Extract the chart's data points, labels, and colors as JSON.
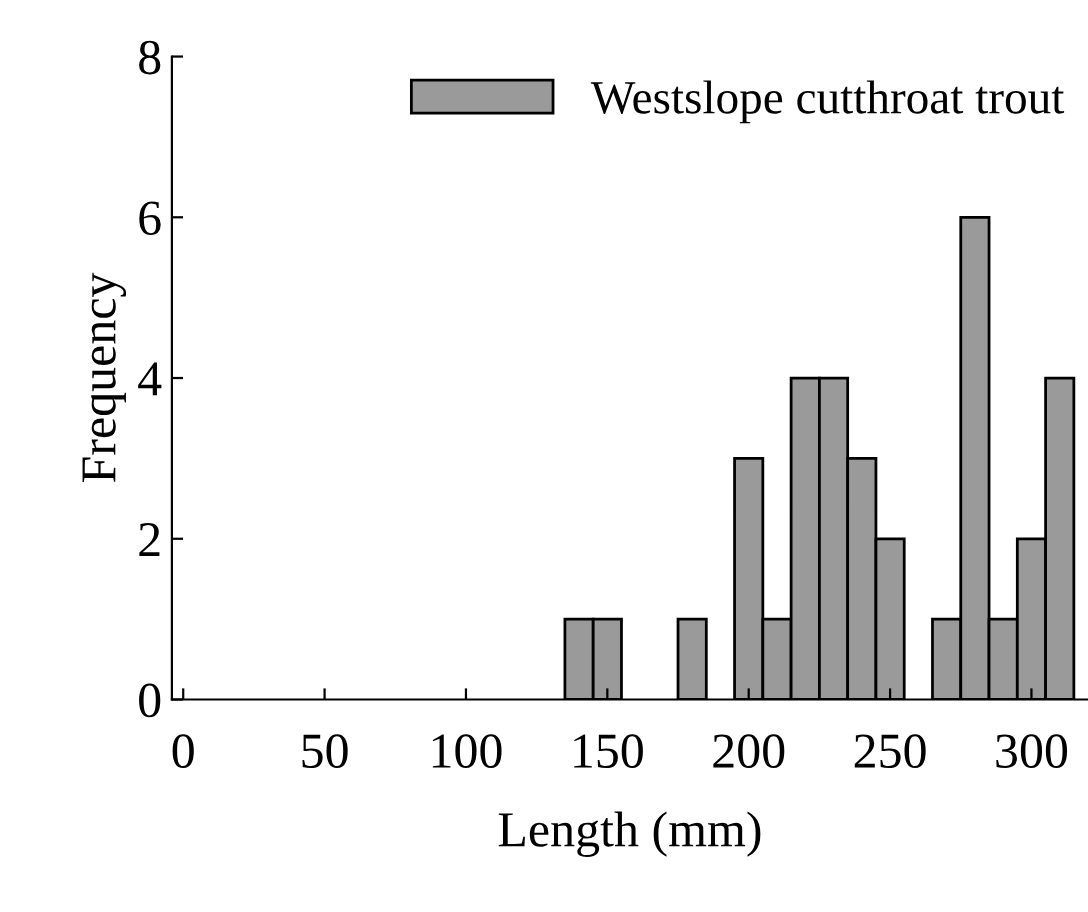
{
  "chart_data": {
    "type": "histogram",
    "xlabel": "Length (mm)",
    "ylabel": "Frequency",
    "bins": [
      135,
      145,
      155,
      165,
      175,
      185,
      195,
      205,
      215,
      225,
      235,
      245,
      255,
      265,
      275,
      285,
      295,
      305,
      315
    ],
    "series": [
      {
        "name": "Westslope cutthroat trout",
        "color": "#9a9a9a",
        "values": [
          1,
          1,
          0,
          0,
          1,
          0,
          3,
          1,
          4,
          4,
          3,
          2,
          0,
          1,
          6,
          1,
          2,
          4
        ]
      }
    ],
    "xlim": [
      -4,
      320
    ],
    "xticks": [
      0,
      50,
      100,
      150,
      200,
      250,
      300
    ],
    "ylim": [
      0,
      8
    ],
    "yticks": [
      0,
      2,
      4,
      6,
      8
    ],
    "grid": false,
    "legend": "top right"
  }
}
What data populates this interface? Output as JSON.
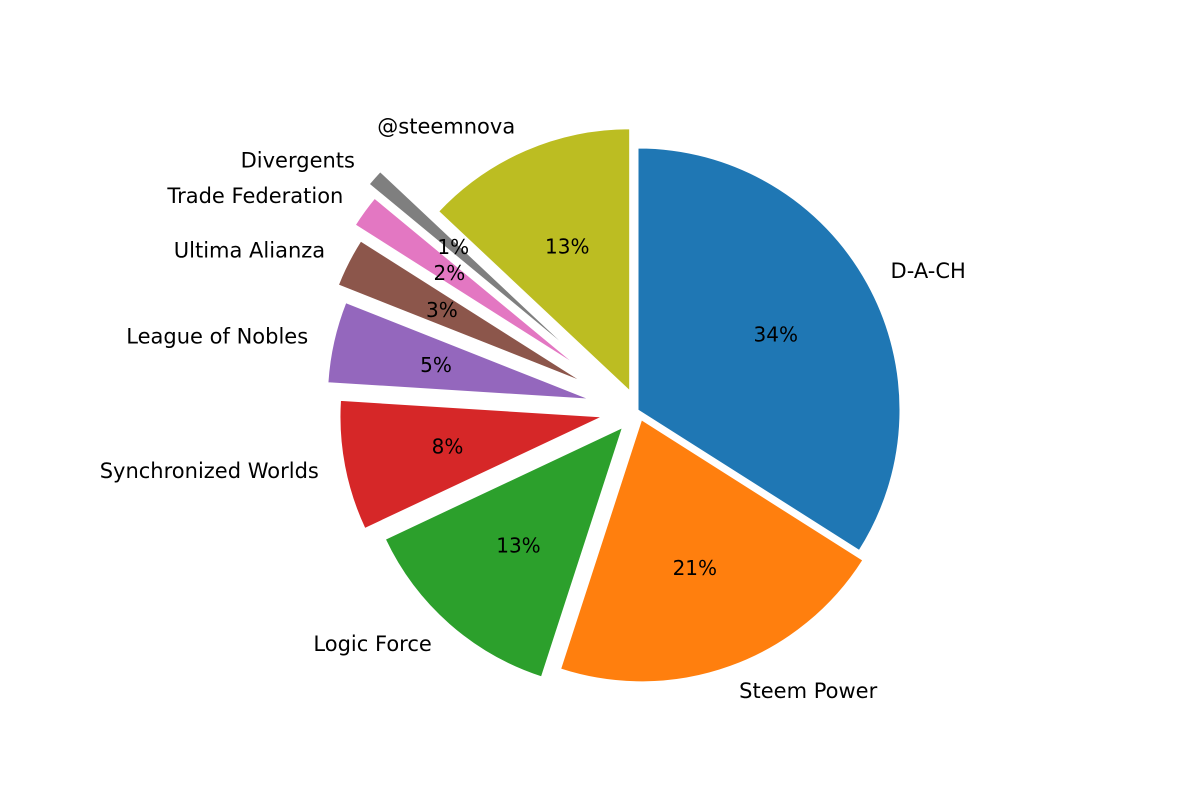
{
  "chart_data": {
    "type": "pie",
    "title": "",
    "slices": [
      {
        "label": "D-A-CH",
        "value": 34,
        "pct_label": "34%",
        "color": "#1f77b4"
      },
      {
        "label": "Steem Power",
        "value": 21,
        "pct_label": "21%",
        "color": "#ff7f0e"
      },
      {
        "label": "Logic Force",
        "value": 13,
        "pct_label": "13%",
        "color": "#2ca02c"
      },
      {
        "label": "Synchronized Worlds",
        "value": 8,
        "pct_label": "8%",
        "color": "#d62728"
      },
      {
        "label": "League of Nobles",
        "value": 5,
        "pct_label": "5%",
        "color": "#9467bd"
      },
      {
        "label": "Ultima Alianza",
        "value": 3,
        "pct_label": "3%",
        "color": "#8c564b"
      },
      {
        "label": "Trade Federation",
        "value": 2,
        "pct_label": "2%",
        "color": "#e377c2"
      },
      {
        "label": "Divergents",
        "value": 1,
        "pct_label": "1%",
        "color": "#7f7f7f"
      },
      {
        "label": "@steemnova",
        "value": 13,
        "pct_label": "13%",
        "color": "#bcbd22"
      }
    ],
    "start_angle": "90 degrees (top), counter-clockwise order reversed (clockwise)",
    "exploded": true
  }
}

• What you will do
Pull out each line of the listing that holds the string "JSON".

• Answer to this task
Extract the chart's data points, labels, and colors as JSON.
What data populates this interface? Output as JSON.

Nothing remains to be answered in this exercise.